DIRECTIONS FOR THIS TASK:
Every record below should be written out exactly; pictures stay out.

──────

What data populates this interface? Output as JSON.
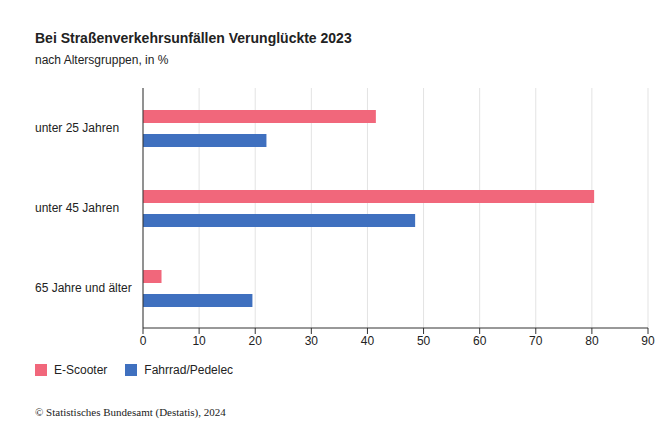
{
  "chart_data": {
    "type": "bar",
    "title": "Bei Straßenverkehrsunfällen Verunglückte 2023",
    "subtitle": "nach Altersgruppen, in %",
    "orientation": "horizontal",
    "categories": [
      "unter 25 Jahren",
      "unter 45 Jahren",
      "65 Jahre und älter"
    ],
    "series": [
      {
        "name": "E-Scooter",
        "color": "#f1677b",
        "values": [
          41.5,
          80.4,
          3.3
        ]
      },
      {
        "name": "Fahrrad/Pedelec",
        "color": "#3f70bf",
        "values": [
          22.0,
          48.5,
          19.5
        ]
      }
    ],
    "xlim": [
      0,
      90
    ],
    "xticks": [
      0,
      10,
      20,
      30,
      40,
      50,
      60,
      70,
      80,
      90
    ],
    "grid": true,
    "legend": "bottom",
    "annotations": [
      "© Statistisches Bundesamt (Destatis), 2024"
    ]
  }
}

──────

OUTPUT OF THE TASK:
What data populates this interface? Output as JSON.
{
  "chart_data": {
    "type": "bar",
    "title": "Bei Straßenverkehrsunfällen Verunglückte 2023",
    "subtitle": "nach Altersgruppen, in %",
    "orientation": "horizontal",
    "categories": [
      "unter 25 Jahren",
      "unter 45 Jahren",
      "65 Jahre und älter"
    ],
    "series": [
      {
        "name": "E-Scooter",
        "color": "#f1677b",
        "values": [
          41.5,
          80.4,
          3.3
        ]
      },
      {
        "name": "Fahrrad/Pedelec",
        "color": "#3f70bf",
        "values": [
          22.0,
          48.5,
          19.5
        ]
      }
    ],
    "xlim": [
      0,
      90
    ],
    "xticks": [
      0,
      10,
      20,
      30,
      40,
      50,
      60,
      70,
      80,
      90
    ],
    "grid": true,
    "legend": "bottom",
    "annotations": [
      "© Statistisches Bundesamt (Destatis), 2024"
    ]
  }
}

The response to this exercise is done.